## Challenge
Gather every line that includes the word "image", please.

## Working data
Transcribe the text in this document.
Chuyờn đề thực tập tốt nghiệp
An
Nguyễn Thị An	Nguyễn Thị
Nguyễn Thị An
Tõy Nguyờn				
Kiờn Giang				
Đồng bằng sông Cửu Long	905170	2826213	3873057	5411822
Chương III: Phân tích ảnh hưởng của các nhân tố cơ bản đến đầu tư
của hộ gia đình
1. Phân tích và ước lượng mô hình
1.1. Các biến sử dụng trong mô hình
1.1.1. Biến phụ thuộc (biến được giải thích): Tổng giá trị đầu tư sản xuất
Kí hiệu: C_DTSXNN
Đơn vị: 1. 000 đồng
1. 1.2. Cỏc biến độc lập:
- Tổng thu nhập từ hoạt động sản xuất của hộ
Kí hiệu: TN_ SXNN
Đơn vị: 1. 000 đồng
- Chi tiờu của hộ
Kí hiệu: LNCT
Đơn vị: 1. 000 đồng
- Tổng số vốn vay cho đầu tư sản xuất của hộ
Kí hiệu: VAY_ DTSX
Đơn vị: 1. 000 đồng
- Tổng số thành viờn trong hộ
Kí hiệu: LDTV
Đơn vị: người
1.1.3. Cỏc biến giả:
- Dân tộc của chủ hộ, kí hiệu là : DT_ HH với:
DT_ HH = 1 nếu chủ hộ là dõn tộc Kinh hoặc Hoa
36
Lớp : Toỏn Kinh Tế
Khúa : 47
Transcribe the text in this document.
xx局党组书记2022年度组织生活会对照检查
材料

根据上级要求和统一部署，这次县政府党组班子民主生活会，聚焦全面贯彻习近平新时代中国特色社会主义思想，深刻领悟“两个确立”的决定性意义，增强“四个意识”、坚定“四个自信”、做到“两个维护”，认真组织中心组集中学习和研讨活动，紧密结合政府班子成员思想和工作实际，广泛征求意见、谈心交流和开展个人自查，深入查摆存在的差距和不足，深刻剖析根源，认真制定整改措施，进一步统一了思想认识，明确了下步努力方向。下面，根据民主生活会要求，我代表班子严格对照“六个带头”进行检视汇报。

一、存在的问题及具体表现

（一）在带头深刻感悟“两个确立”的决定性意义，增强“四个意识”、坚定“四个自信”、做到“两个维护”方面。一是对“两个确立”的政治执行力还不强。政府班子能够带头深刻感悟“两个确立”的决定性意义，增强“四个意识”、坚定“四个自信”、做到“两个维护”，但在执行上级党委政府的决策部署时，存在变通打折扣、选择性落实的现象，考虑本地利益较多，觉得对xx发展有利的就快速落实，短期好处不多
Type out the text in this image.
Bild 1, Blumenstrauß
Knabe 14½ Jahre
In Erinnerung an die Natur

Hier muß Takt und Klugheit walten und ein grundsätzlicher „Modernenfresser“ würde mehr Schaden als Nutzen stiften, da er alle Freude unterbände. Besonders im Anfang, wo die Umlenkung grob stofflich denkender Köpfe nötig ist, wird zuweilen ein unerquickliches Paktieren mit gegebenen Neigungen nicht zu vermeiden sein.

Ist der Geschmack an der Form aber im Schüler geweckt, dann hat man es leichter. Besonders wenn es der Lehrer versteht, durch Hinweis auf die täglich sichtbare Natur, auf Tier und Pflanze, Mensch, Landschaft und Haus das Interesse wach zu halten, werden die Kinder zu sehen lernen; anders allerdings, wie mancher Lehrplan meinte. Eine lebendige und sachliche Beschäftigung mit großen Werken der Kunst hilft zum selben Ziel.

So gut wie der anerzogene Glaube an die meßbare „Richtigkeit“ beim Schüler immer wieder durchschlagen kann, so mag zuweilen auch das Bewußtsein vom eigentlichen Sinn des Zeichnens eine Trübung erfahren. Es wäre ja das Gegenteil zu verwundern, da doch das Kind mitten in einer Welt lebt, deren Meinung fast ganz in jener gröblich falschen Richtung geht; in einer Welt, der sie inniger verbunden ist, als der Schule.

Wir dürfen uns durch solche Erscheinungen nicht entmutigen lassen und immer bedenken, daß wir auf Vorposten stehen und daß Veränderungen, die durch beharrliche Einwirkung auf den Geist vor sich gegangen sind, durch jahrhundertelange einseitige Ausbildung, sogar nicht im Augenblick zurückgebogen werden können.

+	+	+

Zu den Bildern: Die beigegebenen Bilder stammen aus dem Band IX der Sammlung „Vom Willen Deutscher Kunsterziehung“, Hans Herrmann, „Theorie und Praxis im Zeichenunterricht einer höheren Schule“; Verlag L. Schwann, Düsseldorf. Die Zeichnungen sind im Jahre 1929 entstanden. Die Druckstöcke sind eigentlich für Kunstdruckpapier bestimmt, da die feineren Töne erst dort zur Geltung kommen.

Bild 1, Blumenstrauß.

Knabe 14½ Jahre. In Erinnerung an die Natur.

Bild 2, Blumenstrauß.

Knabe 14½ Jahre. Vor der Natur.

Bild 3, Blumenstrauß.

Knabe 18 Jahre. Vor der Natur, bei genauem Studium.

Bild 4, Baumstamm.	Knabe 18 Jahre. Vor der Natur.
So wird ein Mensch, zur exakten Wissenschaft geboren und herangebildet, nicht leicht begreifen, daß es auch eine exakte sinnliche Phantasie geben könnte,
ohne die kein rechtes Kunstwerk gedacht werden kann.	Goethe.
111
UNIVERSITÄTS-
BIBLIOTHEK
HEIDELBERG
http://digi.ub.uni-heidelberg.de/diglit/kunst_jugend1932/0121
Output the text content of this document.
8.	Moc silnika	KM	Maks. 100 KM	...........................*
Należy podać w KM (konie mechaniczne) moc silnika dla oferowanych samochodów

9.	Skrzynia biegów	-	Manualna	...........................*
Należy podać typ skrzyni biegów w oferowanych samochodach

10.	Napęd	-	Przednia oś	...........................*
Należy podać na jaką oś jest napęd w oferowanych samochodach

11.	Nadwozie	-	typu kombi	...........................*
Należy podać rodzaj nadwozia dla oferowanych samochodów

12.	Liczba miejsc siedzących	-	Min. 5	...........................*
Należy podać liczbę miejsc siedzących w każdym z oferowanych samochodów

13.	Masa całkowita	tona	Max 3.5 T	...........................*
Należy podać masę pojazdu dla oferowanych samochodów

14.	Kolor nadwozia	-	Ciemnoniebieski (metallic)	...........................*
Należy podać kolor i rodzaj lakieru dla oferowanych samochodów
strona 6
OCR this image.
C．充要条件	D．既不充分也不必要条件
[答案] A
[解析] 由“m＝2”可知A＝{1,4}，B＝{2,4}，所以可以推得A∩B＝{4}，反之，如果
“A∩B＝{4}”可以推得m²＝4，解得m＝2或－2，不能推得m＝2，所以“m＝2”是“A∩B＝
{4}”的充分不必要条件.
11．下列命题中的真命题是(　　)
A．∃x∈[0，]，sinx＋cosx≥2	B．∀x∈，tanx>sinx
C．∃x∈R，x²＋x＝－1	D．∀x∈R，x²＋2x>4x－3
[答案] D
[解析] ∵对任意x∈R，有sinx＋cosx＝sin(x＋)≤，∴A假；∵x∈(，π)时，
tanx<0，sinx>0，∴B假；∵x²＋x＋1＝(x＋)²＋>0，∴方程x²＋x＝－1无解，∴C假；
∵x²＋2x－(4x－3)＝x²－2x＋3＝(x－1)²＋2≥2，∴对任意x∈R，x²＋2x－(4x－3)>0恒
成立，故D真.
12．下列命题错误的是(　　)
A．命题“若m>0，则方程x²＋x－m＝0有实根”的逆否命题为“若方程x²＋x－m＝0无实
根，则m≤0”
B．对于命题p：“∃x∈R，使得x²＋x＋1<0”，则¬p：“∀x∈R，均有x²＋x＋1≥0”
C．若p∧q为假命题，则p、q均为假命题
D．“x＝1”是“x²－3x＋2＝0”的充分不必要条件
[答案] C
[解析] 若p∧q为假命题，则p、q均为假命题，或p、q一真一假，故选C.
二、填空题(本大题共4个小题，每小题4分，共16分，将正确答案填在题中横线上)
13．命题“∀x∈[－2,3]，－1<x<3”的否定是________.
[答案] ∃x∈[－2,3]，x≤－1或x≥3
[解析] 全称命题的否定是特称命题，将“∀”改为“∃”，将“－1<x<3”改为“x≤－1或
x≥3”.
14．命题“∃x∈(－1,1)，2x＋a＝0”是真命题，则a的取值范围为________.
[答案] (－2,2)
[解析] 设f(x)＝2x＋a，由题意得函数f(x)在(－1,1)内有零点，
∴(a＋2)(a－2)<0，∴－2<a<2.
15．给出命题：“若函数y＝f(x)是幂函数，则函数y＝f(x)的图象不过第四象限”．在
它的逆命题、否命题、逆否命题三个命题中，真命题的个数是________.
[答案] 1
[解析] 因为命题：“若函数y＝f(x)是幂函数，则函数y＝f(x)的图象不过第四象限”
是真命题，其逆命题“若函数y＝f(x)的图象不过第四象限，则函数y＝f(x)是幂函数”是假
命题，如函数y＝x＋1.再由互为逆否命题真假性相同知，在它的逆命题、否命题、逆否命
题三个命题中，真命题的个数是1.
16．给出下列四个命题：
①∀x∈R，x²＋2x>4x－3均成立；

## Worked solution
Type out the text in this image.
OCR this image.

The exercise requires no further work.